■ INSTRUCTIONS FOR THE TASK
Output each line exactly as it appears, skipping any embedded picture.

Extracted data entries
^^^^^^^^^^^^^^^^
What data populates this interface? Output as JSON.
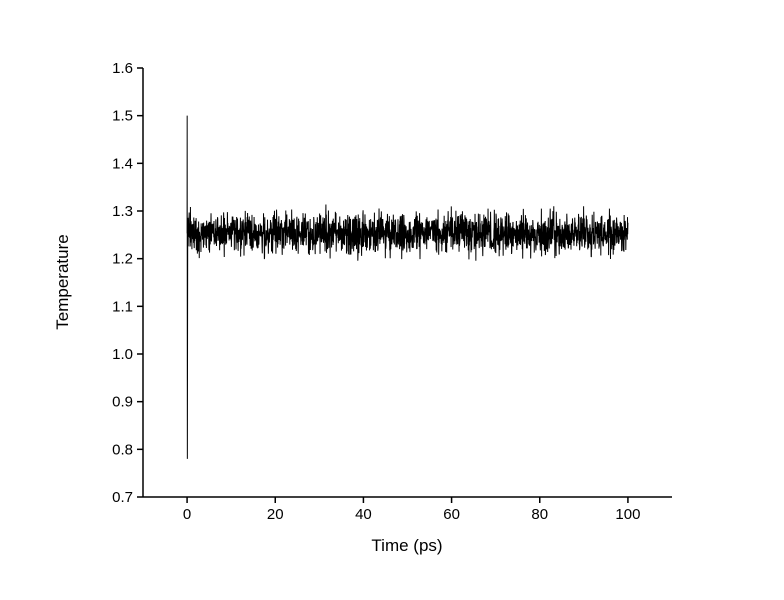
{
  "chart_data": {
    "type": "line",
    "title": "",
    "xlabel": "Time (ps)",
    "ylabel": "Temperature",
    "xlim": [
      -10,
      110
    ],
    "ylim": [
      0.7,
      1.6
    ],
    "xticks": [
      0,
      20,
      40,
      60,
      80,
      100
    ],
    "xtick_labels": [
      "0",
      "20",
      "40",
      "60",
      "80",
      "100"
    ],
    "yticks": [
      0.7,
      0.8,
      0.9,
      1.0,
      1.1,
      1.2,
      1.3,
      1.4,
      1.5,
      1.6
    ],
    "ytick_labels": [
      "0.7",
      "0.8",
      "0.9",
      "1.0",
      "1.1",
      "1.2",
      "1.3",
      "1.4",
      "1.5",
      "1.6"
    ],
    "grid": false,
    "legend": false,
    "line_color": "#000000",
    "axis_color": "#000000",
    "background": "#ffffff",
    "series": [
      {
        "name": "Temperature",
        "color": "#000000",
        "x_start": 0,
        "x_end": 100,
        "n_points": 2100,
        "mean": 1.253,
        "noise_std": 0.02,
        "seed": 42,
        "initial_spike": {
          "x": 0,
          "y_min": 0.78,
          "y_max": 1.5
        }
      }
    ]
  }
}
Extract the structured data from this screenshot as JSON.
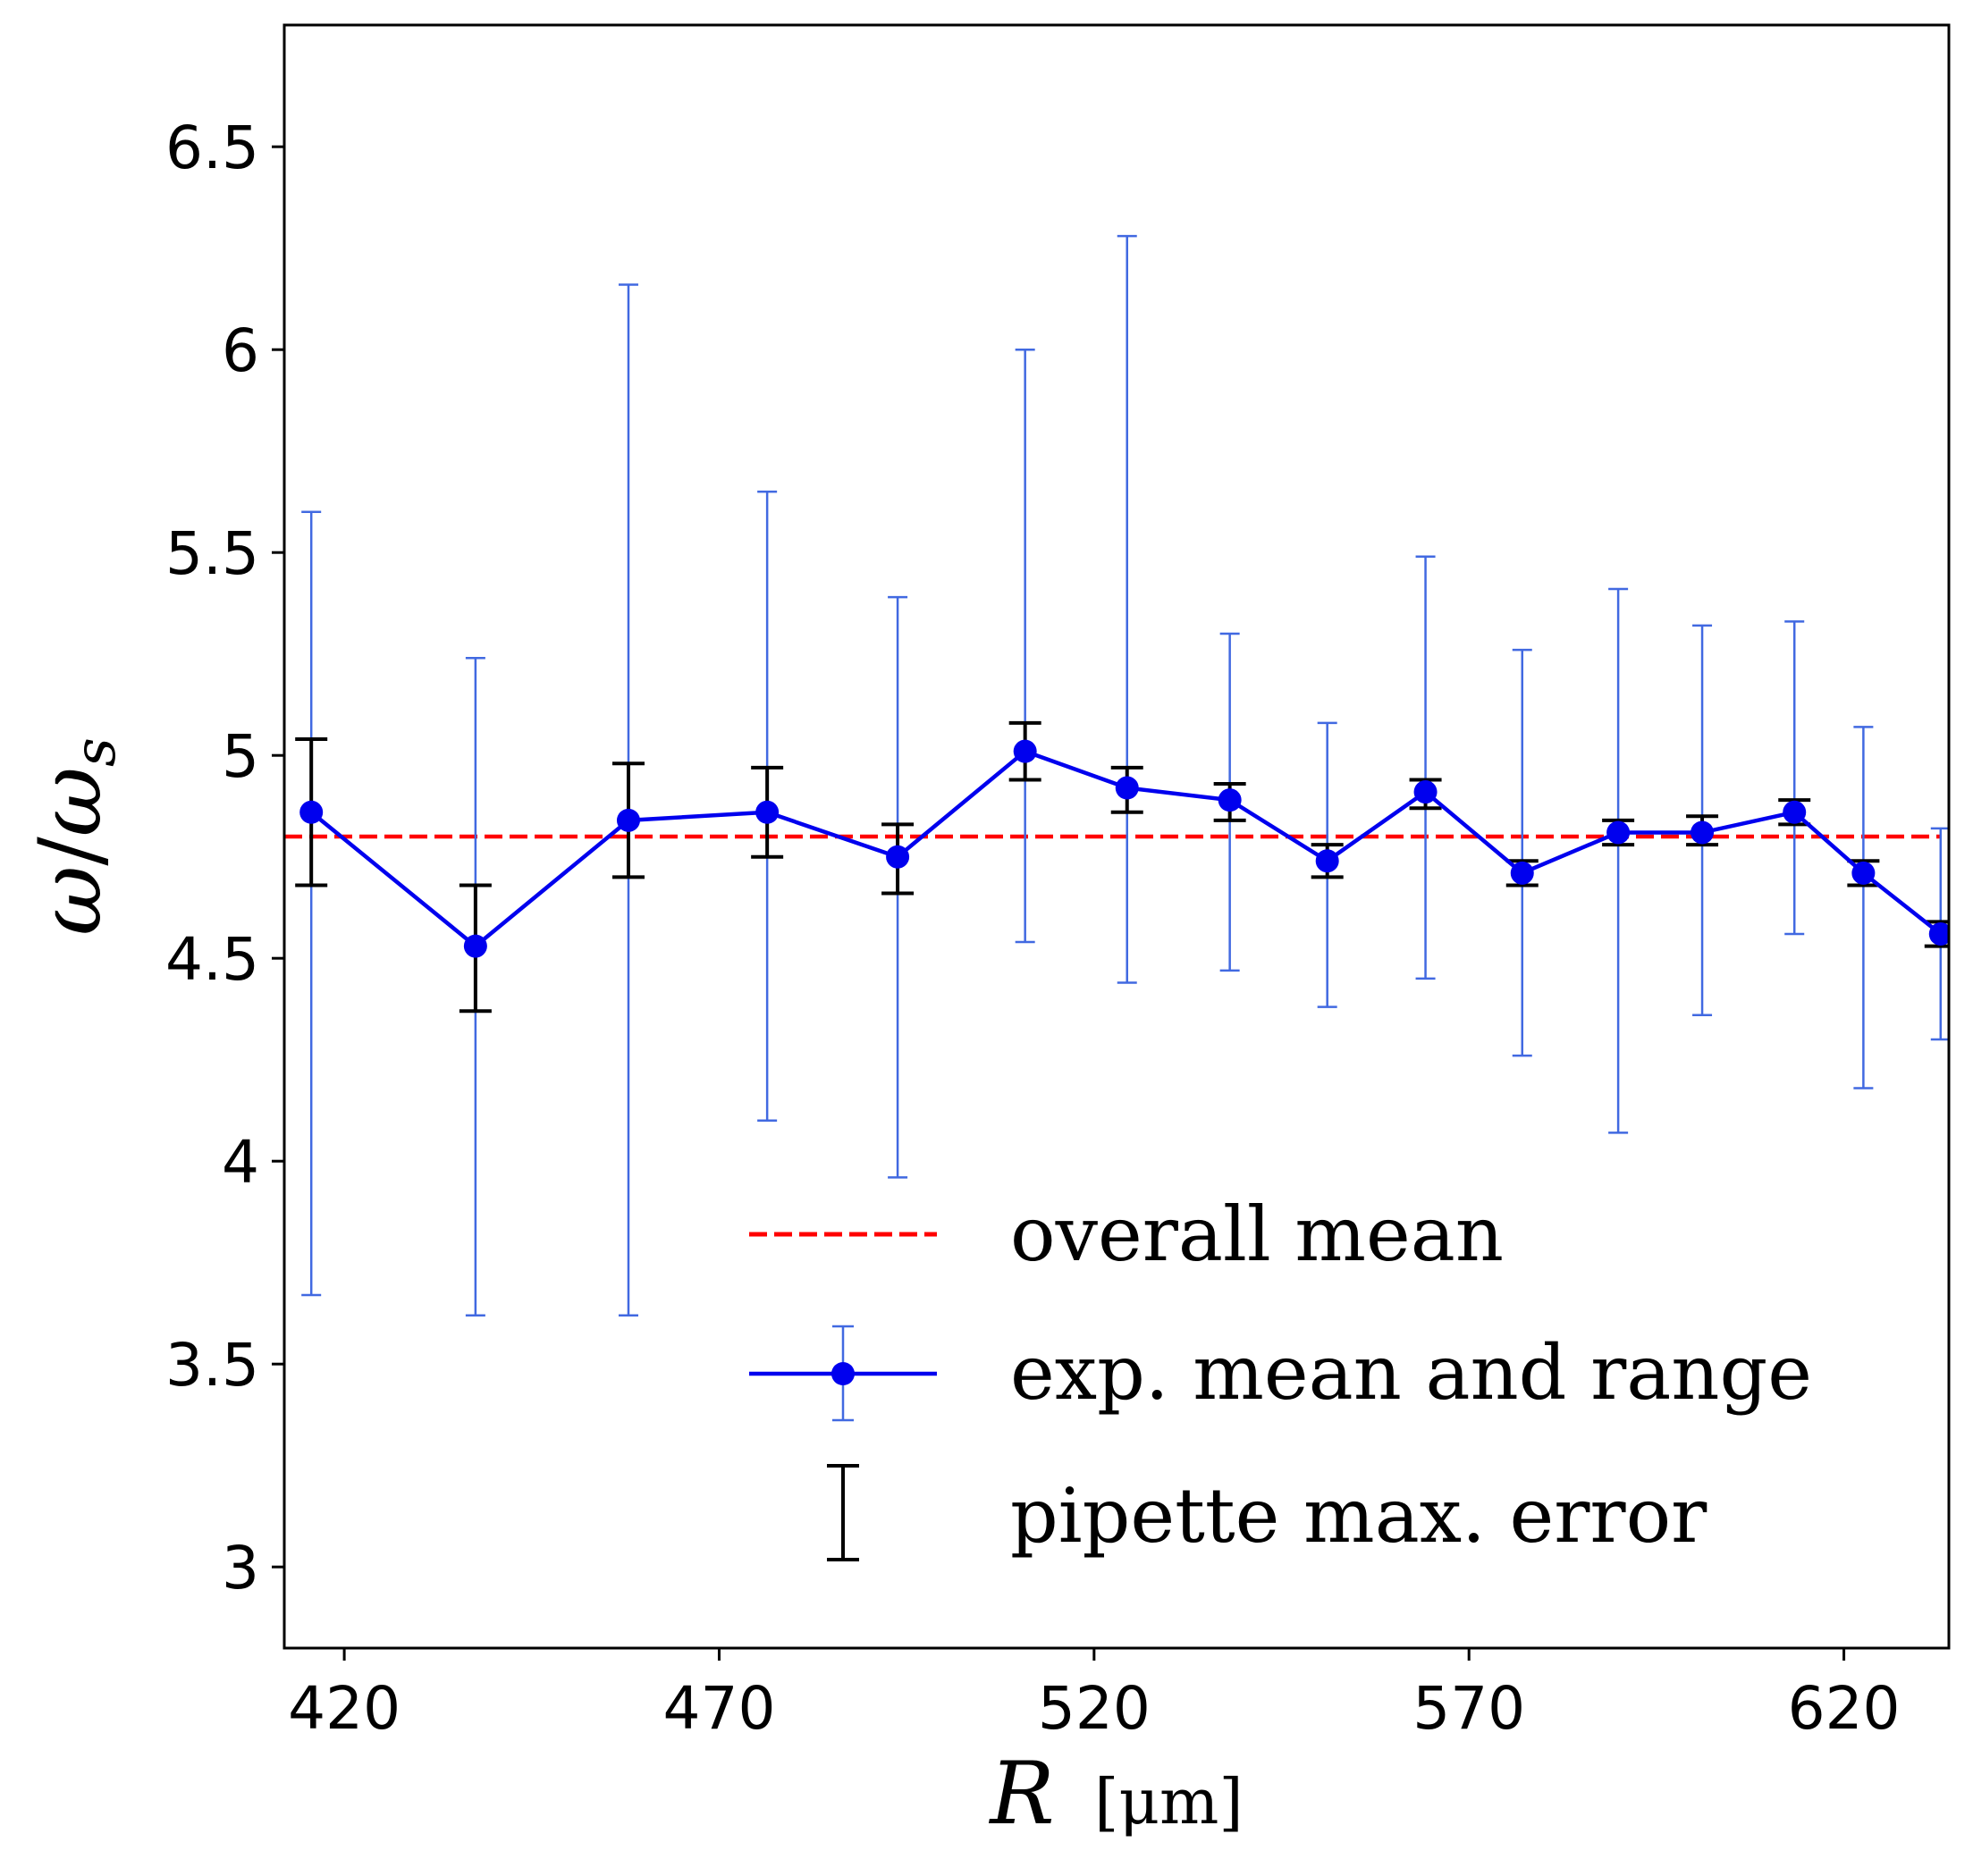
^^^^^^^^^^^^^^^^
■ PROBLEM SOLUTION
What data populates this interface? Output as JSON.
{
  "chart_data": {
    "type": "line",
    "title": "",
    "xlabel": "Time (ps)",
    "ylabel": "Temperature",
    "xlim": [
      -10,
      110
    ],
    "ylim": [
      0.7,
      1.6
    ],
    "xticks": [
      0,
      20,
      40,
      60,
      80,
      100
    ],
    "xtick_labels": [
      "0",
      "20",
      "40",
      "60",
      "80",
      "100"
    ],
    "yticks": [
      0.7,
      0.8,
      0.9,
      1.0,
      1.1,
      1.2,
      1.3,
      1.4,
      1.5,
      1.6
    ],
    "ytick_labels": [
      "0.7",
      "0.8",
      "0.9",
      "1.0",
      "1.1",
      "1.2",
      "1.3",
      "1.4",
      "1.5",
      "1.6"
    ],
    "grid": false,
    "legend": false,
    "line_color": "#000000",
    "axis_color": "#000000",
    "background": "#ffffff",
    "series": [
      {
        "name": "Temperature",
        "color": "#000000",
        "x_start": 0,
        "x_end": 100,
        "n_points": 2100,
        "mean": 1.253,
        "noise_std": 0.02,
        "seed": 42,
        "initial_spike": {
          "x": 0,
          "y_min": 0.78,
          "y_max": 1.5
        }
      }
    ]
  }
}
Extract the structured data from this screenshot as JSON.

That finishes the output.